▶ [What is being asked]: Can you output the records below exactly as they are written?

Collected data
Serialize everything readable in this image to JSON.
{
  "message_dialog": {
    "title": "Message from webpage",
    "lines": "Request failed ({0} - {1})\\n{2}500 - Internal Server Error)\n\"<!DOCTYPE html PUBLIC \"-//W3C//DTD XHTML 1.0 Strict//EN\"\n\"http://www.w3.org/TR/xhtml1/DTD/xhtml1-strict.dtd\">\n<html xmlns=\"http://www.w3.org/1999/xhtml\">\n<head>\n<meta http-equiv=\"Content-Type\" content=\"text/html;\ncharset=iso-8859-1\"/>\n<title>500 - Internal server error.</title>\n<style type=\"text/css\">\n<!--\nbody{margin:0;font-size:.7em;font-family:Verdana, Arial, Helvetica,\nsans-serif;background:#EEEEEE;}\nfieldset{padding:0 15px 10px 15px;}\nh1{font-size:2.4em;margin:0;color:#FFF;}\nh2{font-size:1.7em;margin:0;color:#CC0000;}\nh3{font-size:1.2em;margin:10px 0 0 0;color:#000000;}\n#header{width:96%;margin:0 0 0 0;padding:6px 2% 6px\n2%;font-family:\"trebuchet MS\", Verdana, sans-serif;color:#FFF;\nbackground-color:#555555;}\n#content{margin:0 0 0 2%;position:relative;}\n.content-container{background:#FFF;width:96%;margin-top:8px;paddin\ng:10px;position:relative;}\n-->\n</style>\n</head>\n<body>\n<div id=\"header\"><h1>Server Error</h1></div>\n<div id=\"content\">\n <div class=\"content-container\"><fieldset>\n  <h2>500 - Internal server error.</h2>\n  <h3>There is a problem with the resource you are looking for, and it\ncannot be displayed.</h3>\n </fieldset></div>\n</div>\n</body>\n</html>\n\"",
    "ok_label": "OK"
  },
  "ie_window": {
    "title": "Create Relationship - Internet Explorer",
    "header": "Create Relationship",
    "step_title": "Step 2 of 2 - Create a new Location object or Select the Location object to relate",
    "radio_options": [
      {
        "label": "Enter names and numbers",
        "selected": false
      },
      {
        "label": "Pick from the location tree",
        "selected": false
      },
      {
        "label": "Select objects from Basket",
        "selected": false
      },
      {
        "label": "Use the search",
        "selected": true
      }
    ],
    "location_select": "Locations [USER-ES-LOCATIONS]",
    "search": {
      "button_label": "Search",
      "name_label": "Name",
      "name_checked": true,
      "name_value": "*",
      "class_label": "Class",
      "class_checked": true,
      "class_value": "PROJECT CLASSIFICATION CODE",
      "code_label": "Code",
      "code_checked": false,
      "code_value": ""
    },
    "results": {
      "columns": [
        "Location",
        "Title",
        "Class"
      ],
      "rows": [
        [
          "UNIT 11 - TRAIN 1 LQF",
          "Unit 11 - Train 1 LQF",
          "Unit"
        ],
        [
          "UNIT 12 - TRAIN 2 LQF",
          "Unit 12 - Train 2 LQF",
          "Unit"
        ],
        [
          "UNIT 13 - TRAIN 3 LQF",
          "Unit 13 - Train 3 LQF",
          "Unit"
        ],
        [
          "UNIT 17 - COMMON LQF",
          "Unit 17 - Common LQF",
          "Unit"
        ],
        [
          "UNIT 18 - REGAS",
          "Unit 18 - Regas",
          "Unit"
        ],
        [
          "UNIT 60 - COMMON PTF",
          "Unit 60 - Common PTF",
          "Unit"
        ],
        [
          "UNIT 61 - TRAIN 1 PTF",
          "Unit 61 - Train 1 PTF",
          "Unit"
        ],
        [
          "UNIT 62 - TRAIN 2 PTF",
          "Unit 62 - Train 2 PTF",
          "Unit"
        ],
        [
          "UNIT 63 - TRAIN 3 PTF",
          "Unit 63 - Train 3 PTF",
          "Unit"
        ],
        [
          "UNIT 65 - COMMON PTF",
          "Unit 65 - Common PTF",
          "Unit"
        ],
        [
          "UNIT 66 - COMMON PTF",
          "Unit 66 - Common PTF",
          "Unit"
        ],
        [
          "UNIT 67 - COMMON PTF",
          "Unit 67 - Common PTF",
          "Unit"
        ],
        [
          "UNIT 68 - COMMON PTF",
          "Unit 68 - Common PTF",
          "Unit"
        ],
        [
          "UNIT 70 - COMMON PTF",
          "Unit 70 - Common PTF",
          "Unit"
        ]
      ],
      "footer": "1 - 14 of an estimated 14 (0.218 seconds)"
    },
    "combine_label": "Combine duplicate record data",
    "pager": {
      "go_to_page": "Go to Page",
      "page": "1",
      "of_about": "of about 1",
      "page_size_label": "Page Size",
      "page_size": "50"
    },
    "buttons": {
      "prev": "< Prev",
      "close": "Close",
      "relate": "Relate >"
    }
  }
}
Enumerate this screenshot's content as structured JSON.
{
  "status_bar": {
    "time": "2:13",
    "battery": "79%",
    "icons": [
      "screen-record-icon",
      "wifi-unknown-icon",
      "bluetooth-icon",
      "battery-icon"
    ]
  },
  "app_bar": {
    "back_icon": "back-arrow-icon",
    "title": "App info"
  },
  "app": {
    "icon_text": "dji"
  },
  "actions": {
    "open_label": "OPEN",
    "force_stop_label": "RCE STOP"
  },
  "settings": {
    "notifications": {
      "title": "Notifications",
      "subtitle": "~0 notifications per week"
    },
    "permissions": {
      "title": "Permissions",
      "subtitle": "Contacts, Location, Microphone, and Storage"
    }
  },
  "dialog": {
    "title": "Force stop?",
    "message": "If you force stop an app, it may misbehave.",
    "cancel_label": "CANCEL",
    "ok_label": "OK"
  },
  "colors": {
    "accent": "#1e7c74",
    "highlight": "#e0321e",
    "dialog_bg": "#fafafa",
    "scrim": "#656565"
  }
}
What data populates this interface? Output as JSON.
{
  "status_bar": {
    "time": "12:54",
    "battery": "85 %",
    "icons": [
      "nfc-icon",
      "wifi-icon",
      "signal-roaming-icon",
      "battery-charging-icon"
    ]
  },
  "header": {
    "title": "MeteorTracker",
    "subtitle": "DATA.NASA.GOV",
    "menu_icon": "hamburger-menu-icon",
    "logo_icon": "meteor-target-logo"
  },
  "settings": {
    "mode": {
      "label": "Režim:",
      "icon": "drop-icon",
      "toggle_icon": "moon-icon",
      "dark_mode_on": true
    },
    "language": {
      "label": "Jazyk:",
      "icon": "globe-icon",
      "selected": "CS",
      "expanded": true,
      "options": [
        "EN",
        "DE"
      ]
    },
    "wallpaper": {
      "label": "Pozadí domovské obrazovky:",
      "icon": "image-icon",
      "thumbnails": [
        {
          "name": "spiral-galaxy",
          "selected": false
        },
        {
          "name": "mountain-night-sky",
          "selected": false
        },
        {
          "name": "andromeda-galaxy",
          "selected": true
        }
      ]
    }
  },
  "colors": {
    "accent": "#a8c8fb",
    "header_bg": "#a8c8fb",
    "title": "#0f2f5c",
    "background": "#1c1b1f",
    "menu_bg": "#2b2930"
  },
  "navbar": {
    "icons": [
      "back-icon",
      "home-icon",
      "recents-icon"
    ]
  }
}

▶ [Task response]:
Serialize everything readable in this image to JSON.
{
  "message_dialog": {
    "title": "Message from webpage",
    "lines": "Request failed ({0} - {1})\\n{2}500 - Internal Server Error)\n\"<!DOCTYPE html PUBLIC \"-//W3C//DTD XHTML 1.0 Strict//EN\"\n\"http://www.w3.org/TR/xhtml1/DTD/xhtml1-strict.dtd\">\n<html xmlns=\"http://www.w3.org/1999/xhtml\">\n<head>\n<meta http-equiv=\"Content-Type\" content=\"text/html;\ncharset=iso-8859-1\"/>\n<title>500 - Internal server error.</title>\n<style type=\"text/css\">\n<!--\nbody{margin:0;font-size:.7em;font-family:Verdana, Arial, Helvetica,\nsans-serif;background:#EEEEEE;}\nfieldset{padding:0 15px 10px 15px;}\nh1{font-size:2.4em;margin:0;color:#FFF;}\nh2{font-size:1.7em;margin:0;color:#CC0000;}\nh3{font-size:1.2em;margin:10px 0 0 0;color:#000000;}\n#header{width:96%;margin:0 0 0 0;padding:6px 2% 6px\n2%;font-family:\"trebuchet MS\", Verdana, sans-serif;color:#FFF;\nbackground-color:#555555;}\n#content{margin:0 0 0 2%;position:relative;}\n.content-container{background:#FFF;width:96%;margin-top:8px;paddin\ng:10px;position:relative;}\n-->\n</style>\n</head>\n<body>\n<div id=\"header\"><h1>Server Error</h1></div>\n<div id=\"content\">\n <div class=\"content-container\"><fieldset>\n  <h2>500 - Internal server error.</h2>\n  <h3>There is a problem with the resource you are looking for, and it\ncannot be displayed.</h3>\n </fieldset></div>\n</div>\n</body>\n</html>\n\"",
    "ok_label": "OK"
  },
  "ie_window": {
    "title": "Create Relationship - Internet Explorer",
    "header": "Create Relationship",
    "step_title": "Step 2 of 2 - Create a new Location object or Select the Location object to relate",
    "radio_options": [
      {
        "label": "Enter names and numbers",
        "selected": false
      },
      {
        "label": "Pick from the location tree",
        "selected": false
      },
      {
        "label": "Select objects from Basket",
        "selected": false
      },
      {
        "label": "Use the search",
        "selected": true
      }
    ],
    "location_select": "Locations [USER-ES-LOCATIONS]",
    "search": {
      "button_label": "Search",
      "name_label": "Name",
      "name_checked": true,
      "name_value": "*",
      "class_label": "Class",
      "class_checked": true,
      "class_value": "PROJECT CLASSIFICATION CODE",
      "code_label": "Code",
      "code_checked": false,
      "code_value": ""
    },
    "results": {
      "columns": [
        "Location",
        "Title",
        "Class"
      ],
      "rows": [
        [
          "UNIT 11 - TRAIN 1 LQF",
          "Unit 11 - Train 1 LQF",
          "Unit"
        ],
        [
          "UNIT 12 - TRAIN 2 LQF",
          "Unit 12 - Train 2 LQF",
          "Unit"
        ],
        [
          "UNIT 13 - TRAIN 3 LQF",
          "Unit 13 - Train 3 LQF",
          "Unit"
        ],
        [
          "UNIT 17 - COMMON LQF",
          "Unit 17 - Common LQF",
          "Unit"
        ],
        [
          "UNIT 18 - REGAS",
          "Unit 18 - Regas",
          "Unit"
        ],
        [
          "UNIT 60 - COMMON PTF",
          "Unit 60 - Common PTF",
          "Unit"
        ],
        [
          "UNIT 61 - TRAIN 1 PTF",
          "Unit 61 - Train 1 PTF",
          "Unit"
        ],
        [
          "UNIT 62 - TRAIN 2 PTF",
          "Unit 62 - Train 2 PTF",
          "Unit"
        ],
        [
          "UNIT 63 - TRAIN 3 PTF",
          "Unit 63 - Train 3 PTF",
          "Unit"
        ],
        [
          "UNIT 65 - COMMON PTF",
          "Unit 65 - Common PTF",
          "Unit"
        ],
        [
          "UNIT 66 - COMMON PTF",
          "Unit 66 - Common PTF",
          "Unit"
        ],
        [
          "UNIT 67 - COMMON PTF",
          "Unit 67 - Common PTF",
          "Unit"
        ],
        [
          "UNIT 68 - COMMON PTF",
          "Unit 68 - Common PTF",
          "Unit"
        ],
        [
          "UNIT 70 - COMMON PTF",
          "Unit 70 - Common PTF",
          "Unit"
        ]
      ],
      "footer": "1 - 14 of an estimated 14 (0.218 seconds)"
    },
    "combine_label": "Combine duplicate record data",
    "pager": {
      "go_to_page": "Go to Page",
      "page": "1",
      "of_about": "of about 1",
      "page_size_label": "Page Size",
      "page_size": "50"
    },
    "buttons": {
      "prev": "< Prev",
      "close": "Close",
      "relate": "Relate >"
    }
  }
}
Enumerate this screenshot's content as structured JSON.
{
  "status_bar": {
    "time": "2:13",
    "battery": "79%",
    "icons": [
      "screen-record-icon",
      "wifi-unknown-icon",
      "bluetooth-icon",
      "battery-icon"
    ]
  },
  "app_bar": {
    "back_icon": "back-arrow-icon",
    "title": "App info"
  },
  "app": {
    "icon_text": "dji"
  },
  "actions": {
    "open_label": "OPEN",
    "force_stop_label": "RCE STOP"
  },
  "settings": {
    "notifications": {
      "title": "Notifications",
      "subtitle": "~0 notifications per week"
    },
    "permissions": {
      "title": "Permissions",
      "subtitle": "Contacts, Location, Microphone, and Storage"
    }
  },
  "dialog": {
    "title": "Force stop?",
    "message": "If you force stop an app, it may misbehave.",
    "cancel_label": "CANCEL",
    "ok_label": "OK"
  },
  "colors": {
    "accent": "#1e7c74",
    "highlight": "#e0321e",
    "dialog_bg": "#fafafa",
    "scrim": "#656565"
  }
}
What data populates this interface? Output as JSON.
{
  "status_bar": {
    "time": "12:54",
    "battery": "85 %",
    "icons": [
      "nfc-icon",
      "wifi-icon",
      "signal-roaming-icon",
      "battery-charging-icon"
    ]
  },
  "header": {
    "title": "MeteorTracker",
    "subtitle": "DATA.NASA.GOV",
    "menu_icon": "hamburger-menu-icon",
    "logo_icon": "meteor-target-logo"
  },
  "settings": {
    "mode": {
      "label": "Režim:",
      "icon": "drop-icon",
      "toggle_icon": "moon-icon",
      "dark_mode_on": true
    },
    "language": {
      "label": "Jazyk:",
      "icon": "globe-icon",
      "selected": "CS",
      "expanded": true,
      "options": [
        "EN",
        "DE"
      ]
    },
    "wallpaper": {
      "label": "Pozadí domovské obrazovky:",
      "icon": "image-icon",
      "thumbnails": [
        {
          "name": "spiral-galaxy",
          "selected": false
        },
        {
          "name": "mountain-night-sky",
          "selected": false
        },
        {
          "name": "andromeda-galaxy",
          "selected": true
        }
      ]
    }
  },
  "colors": {
    "accent": "#a8c8fb",
    "header_bg": "#a8c8fb",
    "title": "#0f2f5c",
    "background": "#1c1b1f",
    "menu_bg": "#2b2930"
  },
  "navbar": {
    "icons": [
      "back-icon",
      "home-icon",
      "recents-icon"
    ]
  }
}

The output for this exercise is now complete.